===== MATERIAL FOR THIS TASK
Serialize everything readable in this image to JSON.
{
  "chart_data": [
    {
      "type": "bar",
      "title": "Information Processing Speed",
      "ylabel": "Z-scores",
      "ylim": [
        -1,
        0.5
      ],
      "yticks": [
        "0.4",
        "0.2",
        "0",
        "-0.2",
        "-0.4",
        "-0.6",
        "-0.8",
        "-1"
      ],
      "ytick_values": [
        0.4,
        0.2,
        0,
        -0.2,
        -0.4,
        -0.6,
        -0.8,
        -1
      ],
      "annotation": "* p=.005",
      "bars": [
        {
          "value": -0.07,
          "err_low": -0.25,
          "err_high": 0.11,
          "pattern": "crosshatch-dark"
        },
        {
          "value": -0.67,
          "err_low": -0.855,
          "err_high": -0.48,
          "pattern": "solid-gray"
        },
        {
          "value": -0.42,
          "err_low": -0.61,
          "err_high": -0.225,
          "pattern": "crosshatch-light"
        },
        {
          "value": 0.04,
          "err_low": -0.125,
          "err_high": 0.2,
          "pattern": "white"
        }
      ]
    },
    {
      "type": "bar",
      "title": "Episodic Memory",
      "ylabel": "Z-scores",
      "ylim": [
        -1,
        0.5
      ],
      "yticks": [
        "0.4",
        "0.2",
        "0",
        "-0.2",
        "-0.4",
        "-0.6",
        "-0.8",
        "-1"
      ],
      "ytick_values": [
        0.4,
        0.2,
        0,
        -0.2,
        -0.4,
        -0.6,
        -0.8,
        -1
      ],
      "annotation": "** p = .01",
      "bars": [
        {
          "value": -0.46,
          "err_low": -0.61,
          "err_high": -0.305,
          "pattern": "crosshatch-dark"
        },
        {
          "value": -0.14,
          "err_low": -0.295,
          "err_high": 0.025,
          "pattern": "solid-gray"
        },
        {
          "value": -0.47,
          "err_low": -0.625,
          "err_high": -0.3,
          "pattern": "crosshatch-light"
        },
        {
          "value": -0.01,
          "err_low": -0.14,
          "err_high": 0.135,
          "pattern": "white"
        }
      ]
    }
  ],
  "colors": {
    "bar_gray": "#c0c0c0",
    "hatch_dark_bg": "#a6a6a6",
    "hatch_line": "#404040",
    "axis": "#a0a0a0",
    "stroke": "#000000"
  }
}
==========
===== MATERIAL FOR THIS TASK
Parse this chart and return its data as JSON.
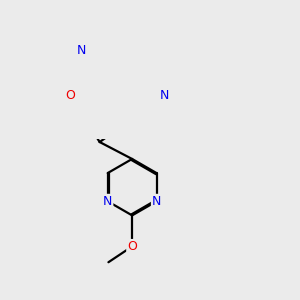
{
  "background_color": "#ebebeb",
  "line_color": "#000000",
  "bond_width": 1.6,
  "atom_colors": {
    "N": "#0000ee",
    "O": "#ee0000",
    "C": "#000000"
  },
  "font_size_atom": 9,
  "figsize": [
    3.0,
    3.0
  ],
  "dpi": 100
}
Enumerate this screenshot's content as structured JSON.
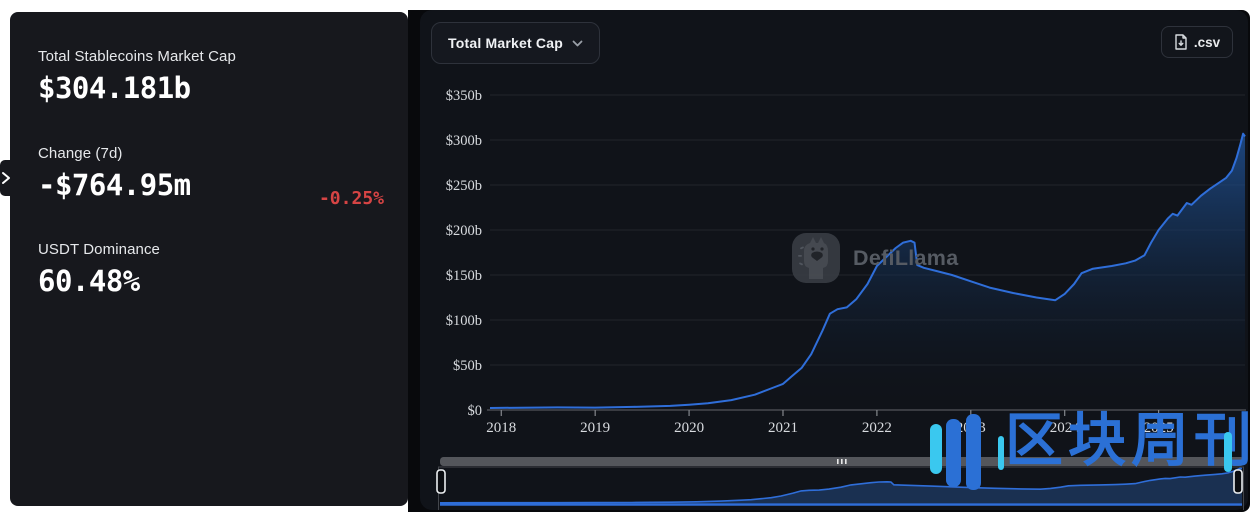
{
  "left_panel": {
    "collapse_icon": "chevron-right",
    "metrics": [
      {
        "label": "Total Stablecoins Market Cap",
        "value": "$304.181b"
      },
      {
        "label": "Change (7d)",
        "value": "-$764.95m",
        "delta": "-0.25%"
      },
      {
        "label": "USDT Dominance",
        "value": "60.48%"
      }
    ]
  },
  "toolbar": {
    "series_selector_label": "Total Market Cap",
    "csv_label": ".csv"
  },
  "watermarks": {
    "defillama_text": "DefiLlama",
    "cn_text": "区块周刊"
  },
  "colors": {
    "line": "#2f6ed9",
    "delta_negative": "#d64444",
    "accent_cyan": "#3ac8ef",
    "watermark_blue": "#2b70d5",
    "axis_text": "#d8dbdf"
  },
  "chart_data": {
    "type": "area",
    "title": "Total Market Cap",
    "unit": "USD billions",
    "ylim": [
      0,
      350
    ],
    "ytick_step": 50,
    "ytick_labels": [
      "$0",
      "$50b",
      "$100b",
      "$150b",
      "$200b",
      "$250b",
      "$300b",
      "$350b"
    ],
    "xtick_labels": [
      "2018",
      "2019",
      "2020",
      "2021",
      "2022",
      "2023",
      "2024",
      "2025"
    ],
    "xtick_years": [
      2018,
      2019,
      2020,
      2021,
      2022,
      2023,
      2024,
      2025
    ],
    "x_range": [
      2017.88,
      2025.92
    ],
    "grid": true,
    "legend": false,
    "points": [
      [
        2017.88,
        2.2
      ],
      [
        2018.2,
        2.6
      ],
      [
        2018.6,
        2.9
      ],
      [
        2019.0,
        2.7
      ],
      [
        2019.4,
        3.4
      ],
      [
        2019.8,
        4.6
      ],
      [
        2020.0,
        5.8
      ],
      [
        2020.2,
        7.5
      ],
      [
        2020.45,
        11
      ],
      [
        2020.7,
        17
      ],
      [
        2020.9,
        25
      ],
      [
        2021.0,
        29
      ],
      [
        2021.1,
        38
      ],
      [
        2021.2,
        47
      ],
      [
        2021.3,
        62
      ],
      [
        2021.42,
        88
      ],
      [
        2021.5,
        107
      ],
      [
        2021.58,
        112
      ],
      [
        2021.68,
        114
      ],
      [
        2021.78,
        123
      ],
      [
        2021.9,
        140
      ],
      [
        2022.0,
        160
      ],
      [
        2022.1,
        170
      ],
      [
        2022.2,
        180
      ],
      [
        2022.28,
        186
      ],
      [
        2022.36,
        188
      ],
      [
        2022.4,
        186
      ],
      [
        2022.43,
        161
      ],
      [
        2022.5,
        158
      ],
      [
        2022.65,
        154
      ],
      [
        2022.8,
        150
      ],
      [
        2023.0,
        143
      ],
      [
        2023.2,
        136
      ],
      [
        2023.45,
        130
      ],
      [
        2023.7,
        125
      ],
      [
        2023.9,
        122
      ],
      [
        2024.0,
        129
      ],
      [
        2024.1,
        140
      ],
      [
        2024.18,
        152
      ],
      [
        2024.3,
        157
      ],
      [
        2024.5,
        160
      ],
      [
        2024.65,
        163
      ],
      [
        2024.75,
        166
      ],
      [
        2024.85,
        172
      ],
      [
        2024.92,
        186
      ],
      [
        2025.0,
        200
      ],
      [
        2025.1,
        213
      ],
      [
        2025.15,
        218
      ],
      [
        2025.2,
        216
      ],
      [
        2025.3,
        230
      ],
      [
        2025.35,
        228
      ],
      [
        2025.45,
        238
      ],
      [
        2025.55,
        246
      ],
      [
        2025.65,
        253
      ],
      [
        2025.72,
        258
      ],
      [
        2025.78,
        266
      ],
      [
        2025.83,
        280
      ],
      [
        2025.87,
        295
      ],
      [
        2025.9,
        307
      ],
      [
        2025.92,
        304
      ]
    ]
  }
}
==========
Examine the records and report how many lines contain the string "Market". Only the number should be given.

### ANSWER FOR THE TASK
3